▸ **Given instruction**: Identify the lines containing the word "arcsec". Copy each one.

▸ **Provided entries**:
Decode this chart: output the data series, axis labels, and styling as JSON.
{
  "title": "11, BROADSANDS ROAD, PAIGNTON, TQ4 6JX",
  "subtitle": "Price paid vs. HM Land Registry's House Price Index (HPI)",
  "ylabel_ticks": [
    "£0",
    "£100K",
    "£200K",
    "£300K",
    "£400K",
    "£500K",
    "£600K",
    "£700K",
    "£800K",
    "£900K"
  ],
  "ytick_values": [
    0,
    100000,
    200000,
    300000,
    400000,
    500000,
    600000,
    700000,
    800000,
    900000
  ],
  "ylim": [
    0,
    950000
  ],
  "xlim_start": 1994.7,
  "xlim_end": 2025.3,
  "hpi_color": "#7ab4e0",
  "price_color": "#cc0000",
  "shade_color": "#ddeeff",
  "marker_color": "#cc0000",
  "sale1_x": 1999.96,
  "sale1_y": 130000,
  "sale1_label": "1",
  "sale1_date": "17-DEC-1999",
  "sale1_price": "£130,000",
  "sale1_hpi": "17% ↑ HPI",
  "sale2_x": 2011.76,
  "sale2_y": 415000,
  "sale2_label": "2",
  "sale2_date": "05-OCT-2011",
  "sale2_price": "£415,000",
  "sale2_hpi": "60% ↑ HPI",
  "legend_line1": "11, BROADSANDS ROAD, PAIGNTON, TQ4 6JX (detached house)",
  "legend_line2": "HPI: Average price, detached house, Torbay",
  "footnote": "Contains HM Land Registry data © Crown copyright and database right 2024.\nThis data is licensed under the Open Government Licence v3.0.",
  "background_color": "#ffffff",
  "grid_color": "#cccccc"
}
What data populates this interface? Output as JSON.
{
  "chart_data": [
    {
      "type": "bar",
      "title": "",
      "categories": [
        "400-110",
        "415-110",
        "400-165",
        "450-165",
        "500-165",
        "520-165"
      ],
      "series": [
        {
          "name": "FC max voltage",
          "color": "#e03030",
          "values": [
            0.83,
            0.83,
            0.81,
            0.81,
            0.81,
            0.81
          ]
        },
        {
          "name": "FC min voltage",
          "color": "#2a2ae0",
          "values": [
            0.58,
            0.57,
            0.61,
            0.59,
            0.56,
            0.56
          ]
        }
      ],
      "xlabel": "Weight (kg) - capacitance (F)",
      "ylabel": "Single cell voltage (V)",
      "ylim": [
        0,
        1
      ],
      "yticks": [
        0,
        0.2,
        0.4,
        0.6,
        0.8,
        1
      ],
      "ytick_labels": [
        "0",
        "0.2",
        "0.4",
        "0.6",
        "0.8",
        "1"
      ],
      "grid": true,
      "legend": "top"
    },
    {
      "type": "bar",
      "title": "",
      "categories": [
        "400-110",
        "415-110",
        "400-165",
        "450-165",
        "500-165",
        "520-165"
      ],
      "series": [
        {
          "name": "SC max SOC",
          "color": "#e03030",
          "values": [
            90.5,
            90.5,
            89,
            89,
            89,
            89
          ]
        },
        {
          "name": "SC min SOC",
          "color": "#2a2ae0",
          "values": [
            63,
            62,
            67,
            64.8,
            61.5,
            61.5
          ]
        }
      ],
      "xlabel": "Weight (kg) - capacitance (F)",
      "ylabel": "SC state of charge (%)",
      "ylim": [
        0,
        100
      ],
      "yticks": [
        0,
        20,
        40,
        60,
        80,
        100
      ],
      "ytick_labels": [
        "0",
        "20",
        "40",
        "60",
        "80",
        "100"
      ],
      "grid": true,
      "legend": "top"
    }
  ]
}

--

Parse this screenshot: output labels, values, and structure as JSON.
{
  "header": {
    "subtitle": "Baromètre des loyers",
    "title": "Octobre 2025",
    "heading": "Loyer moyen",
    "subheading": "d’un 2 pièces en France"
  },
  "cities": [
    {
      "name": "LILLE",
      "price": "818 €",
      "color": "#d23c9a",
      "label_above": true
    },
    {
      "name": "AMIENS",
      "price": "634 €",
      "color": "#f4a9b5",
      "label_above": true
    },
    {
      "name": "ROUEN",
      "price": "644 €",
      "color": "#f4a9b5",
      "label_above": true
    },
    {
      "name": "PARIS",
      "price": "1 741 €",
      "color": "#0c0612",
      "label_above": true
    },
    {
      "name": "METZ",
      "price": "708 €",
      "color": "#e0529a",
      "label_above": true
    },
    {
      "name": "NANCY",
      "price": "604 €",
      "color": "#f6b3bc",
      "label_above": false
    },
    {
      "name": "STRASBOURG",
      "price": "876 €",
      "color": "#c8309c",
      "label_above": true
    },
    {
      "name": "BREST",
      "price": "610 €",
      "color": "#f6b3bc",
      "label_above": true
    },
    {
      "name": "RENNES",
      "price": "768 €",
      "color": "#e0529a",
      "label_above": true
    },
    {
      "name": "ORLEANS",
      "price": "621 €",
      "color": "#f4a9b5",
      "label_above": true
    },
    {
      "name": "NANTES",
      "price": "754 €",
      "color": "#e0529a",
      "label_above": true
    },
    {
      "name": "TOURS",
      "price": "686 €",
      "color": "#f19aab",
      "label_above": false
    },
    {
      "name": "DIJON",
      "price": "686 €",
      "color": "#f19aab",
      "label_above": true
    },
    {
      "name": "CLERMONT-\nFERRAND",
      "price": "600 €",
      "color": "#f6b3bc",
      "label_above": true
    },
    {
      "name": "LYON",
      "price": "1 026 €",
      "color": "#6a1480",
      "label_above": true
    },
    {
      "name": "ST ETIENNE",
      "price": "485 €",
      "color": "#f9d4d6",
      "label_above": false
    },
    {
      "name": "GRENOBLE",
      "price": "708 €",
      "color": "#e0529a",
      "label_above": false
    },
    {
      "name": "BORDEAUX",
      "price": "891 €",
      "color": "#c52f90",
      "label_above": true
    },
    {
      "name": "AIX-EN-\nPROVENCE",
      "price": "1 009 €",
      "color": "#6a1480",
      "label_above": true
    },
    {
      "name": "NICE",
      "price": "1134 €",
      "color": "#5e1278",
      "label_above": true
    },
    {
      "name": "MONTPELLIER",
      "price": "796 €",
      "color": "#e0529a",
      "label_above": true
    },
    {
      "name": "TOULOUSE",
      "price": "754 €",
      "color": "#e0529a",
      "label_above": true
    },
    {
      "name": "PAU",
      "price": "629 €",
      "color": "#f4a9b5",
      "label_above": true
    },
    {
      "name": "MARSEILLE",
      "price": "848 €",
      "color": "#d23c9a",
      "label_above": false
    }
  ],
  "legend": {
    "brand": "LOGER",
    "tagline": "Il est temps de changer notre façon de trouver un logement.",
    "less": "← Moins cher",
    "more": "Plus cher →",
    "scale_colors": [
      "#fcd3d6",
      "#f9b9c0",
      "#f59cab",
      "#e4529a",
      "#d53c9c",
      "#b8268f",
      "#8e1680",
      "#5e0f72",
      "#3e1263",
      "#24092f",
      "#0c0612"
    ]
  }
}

* * *

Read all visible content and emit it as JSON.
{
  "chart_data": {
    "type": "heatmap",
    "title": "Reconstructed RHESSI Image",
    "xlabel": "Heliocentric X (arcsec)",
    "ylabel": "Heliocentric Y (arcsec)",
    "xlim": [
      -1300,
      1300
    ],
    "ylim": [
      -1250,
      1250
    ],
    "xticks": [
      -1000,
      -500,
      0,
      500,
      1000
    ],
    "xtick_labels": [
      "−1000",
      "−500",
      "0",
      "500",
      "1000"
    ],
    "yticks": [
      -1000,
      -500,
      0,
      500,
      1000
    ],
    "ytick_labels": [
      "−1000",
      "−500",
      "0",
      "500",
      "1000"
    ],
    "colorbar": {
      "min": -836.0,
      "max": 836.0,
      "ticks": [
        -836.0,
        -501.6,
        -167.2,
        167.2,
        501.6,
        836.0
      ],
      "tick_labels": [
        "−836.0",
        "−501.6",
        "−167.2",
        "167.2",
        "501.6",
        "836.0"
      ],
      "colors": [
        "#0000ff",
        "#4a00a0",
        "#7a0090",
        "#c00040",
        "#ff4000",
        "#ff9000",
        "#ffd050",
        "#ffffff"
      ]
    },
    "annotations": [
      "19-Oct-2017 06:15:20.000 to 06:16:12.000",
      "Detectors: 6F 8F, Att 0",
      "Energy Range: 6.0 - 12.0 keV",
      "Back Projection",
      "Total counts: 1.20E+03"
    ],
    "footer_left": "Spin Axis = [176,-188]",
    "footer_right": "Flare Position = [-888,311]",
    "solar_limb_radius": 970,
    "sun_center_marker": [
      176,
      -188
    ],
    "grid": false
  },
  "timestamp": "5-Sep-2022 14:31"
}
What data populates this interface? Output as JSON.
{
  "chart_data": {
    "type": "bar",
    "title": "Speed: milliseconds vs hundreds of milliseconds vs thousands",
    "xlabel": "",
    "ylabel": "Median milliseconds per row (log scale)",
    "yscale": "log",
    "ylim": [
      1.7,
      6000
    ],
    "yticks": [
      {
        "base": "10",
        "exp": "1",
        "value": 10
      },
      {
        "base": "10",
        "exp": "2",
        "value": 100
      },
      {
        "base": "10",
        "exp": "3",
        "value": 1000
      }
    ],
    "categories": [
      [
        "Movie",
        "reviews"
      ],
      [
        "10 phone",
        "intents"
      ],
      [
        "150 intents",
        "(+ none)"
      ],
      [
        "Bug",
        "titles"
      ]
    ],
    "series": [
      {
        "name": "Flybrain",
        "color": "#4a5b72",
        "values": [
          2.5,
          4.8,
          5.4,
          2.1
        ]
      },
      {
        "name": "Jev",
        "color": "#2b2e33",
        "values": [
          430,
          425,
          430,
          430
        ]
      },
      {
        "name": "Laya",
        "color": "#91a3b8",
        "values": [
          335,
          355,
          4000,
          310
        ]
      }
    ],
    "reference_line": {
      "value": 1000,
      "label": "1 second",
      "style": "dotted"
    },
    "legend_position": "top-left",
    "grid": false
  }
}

▸ **Answer to this problem**:
    "xlabel": "Heliocentric X (arcsec)",
    "ylabel": "Heliocentric Y (arcsec)",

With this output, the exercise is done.